# [Task directions]
All the data below goes into the copy word for word, but the pictures don't.

# [Material supplied]
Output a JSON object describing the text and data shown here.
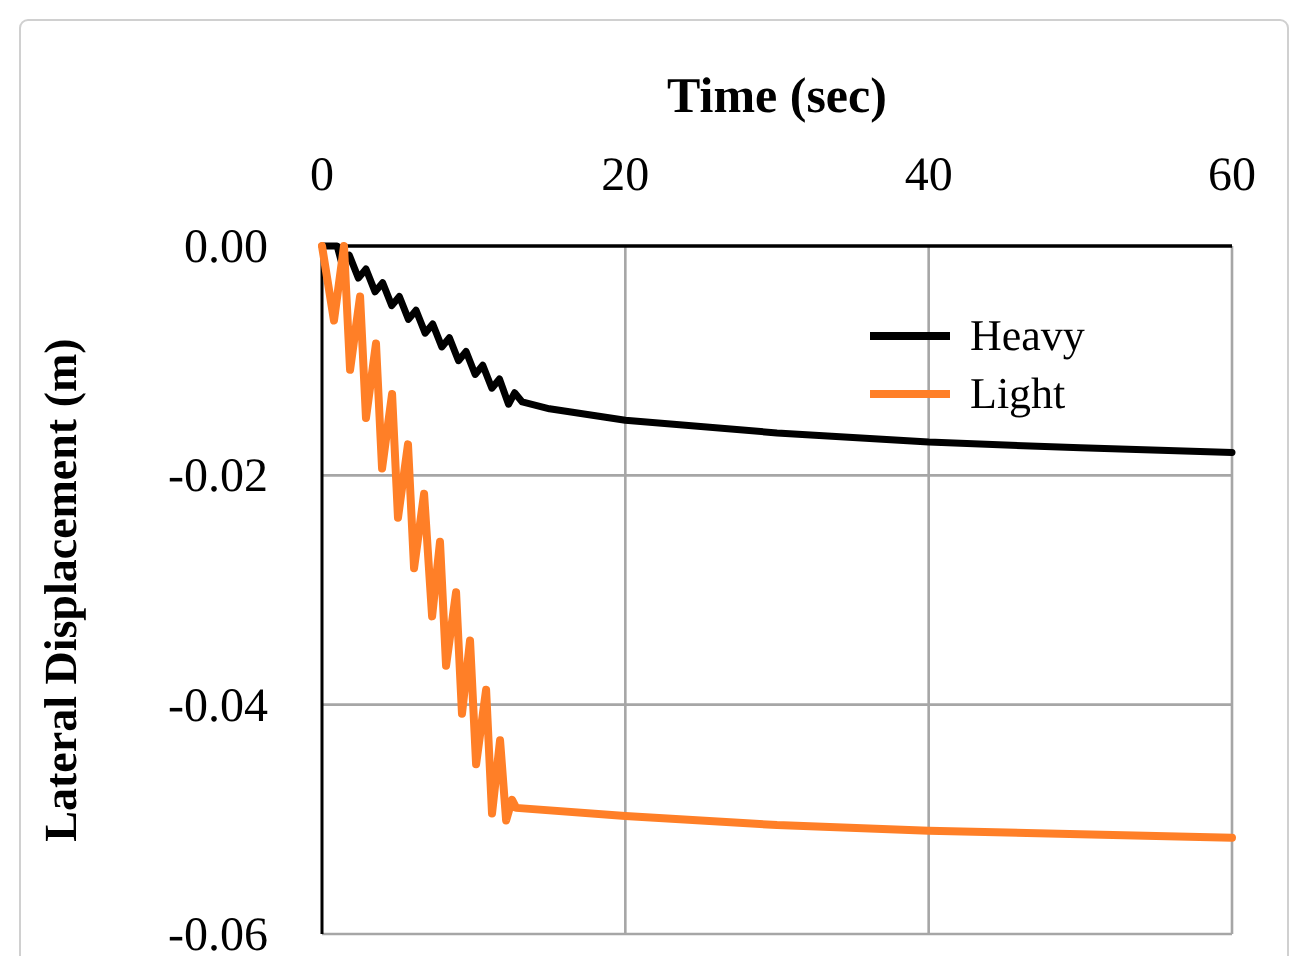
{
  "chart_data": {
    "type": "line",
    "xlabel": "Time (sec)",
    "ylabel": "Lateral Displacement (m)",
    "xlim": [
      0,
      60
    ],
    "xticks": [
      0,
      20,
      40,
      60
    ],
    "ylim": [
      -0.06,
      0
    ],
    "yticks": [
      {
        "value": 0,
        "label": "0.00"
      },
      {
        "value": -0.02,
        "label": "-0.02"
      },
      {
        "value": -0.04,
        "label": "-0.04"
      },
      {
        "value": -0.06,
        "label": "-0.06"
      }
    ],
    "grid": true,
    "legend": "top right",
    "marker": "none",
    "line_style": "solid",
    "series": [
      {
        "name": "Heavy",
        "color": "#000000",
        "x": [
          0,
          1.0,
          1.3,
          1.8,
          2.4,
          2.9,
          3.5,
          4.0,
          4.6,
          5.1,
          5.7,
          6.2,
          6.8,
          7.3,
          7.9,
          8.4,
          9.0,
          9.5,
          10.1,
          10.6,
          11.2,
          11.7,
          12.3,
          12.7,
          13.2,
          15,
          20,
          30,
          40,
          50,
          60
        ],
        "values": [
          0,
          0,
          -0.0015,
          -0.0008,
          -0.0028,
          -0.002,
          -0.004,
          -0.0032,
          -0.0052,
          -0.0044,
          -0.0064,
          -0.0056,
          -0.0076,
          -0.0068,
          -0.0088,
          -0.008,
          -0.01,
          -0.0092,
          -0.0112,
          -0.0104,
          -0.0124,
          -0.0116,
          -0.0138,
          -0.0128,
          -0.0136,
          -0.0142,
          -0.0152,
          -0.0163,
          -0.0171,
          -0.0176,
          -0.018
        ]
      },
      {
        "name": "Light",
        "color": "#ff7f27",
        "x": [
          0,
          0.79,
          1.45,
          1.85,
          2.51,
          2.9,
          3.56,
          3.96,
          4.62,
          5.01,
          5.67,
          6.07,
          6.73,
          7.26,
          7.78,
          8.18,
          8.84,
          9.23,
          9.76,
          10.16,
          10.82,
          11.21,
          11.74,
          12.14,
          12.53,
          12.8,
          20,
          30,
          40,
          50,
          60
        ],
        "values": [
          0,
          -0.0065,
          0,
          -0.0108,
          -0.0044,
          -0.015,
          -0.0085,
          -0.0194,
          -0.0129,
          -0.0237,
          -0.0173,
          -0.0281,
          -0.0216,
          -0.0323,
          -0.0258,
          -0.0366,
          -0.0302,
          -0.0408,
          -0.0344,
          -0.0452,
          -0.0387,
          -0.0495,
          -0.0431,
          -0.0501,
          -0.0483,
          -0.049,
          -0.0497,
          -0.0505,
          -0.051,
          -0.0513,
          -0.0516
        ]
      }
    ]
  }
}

# [Expected answer]
Output a JSON object describing the text and data shown here.
{
  "chart_data": {
    "type": "line",
    "xlabel": "Time (sec)",
    "ylabel": "Lateral Displacement (m)",
    "xlim": [
      0,
      60
    ],
    "xticks": [
      0,
      20,
      40,
      60
    ],
    "ylim": [
      -0.06,
      0
    ],
    "yticks": [
      {
        "value": 0,
        "label": "0.00"
      },
      {
        "value": -0.02,
        "label": "-0.02"
      },
      {
        "value": -0.04,
        "label": "-0.04"
      },
      {
        "value": -0.06,
        "label": "-0.06"
      }
    ],
    "grid": true,
    "legend": "top right",
    "marker": "none",
    "line_style": "solid",
    "series": [
      {
        "name": "Heavy",
        "color": "#000000",
        "x": [
          0,
          1.0,
          1.3,
          1.8,
          2.4,
          2.9,
          3.5,
          4.0,
          4.6,
          5.1,
          5.7,
          6.2,
          6.8,
          7.3,
          7.9,
          8.4,
          9.0,
          9.5,
          10.1,
          10.6,
          11.2,
          11.7,
          12.3,
          12.7,
          13.2,
          15,
          20,
          30,
          40,
          50,
          60
        ],
        "values": [
          0,
          0,
          -0.0015,
          -0.0008,
          -0.0028,
          -0.002,
          -0.004,
          -0.0032,
          -0.0052,
          -0.0044,
          -0.0064,
          -0.0056,
          -0.0076,
          -0.0068,
          -0.0088,
          -0.008,
          -0.01,
          -0.0092,
          -0.0112,
          -0.0104,
          -0.0124,
          -0.0116,
          -0.0138,
          -0.0128,
          -0.0136,
          -0.0142,
          -0.0152,
          -0.0163,
          -0.0171,
          -0.0176,
          -0.018
        ]
      },
      {
        "name": "Light",
        "color": "#ff7f27",
        "x": [
          0,
          0.79,
          1.45,
          1.85,
          2.51,
          2.9,
          3.56,
          3.96,
          4.62,
          5.01,
          5.67,
          6.07,
          6.73,
          7.26,
          7.78,
          8.18,
          8.84,
          9.23,
          9.76,
          10.16,
          10.82,
          11.21,
          11.74,
          12.14,
          12.53,
          12.8,
          20,
          30,
          40,
          50,
          60
        ],
        "values": [
          0,
          -0.0065,
          0,
          -0.0108,
          -0.0044,
          -0.015,
          -0.0085,
          -0.0194,
          -0.0129,
          -0.0237,
          -0.0173,
          -0.0281,
          -0.0216,
          -0.0323,
          -0.0258,
          -0.0366,
          -0.0302,
          -0.0408,
          -0.0344,
          -0.0452,
          -0.0387,
          -0.0495,
          -0.0431,
          -0.0501,
          -0.0483,
          -0.049,
          -0.0497,
          -0.0505,
          -0.051,
          -0.0513,
          -0.0516
        ]
      }
    ]
  }
}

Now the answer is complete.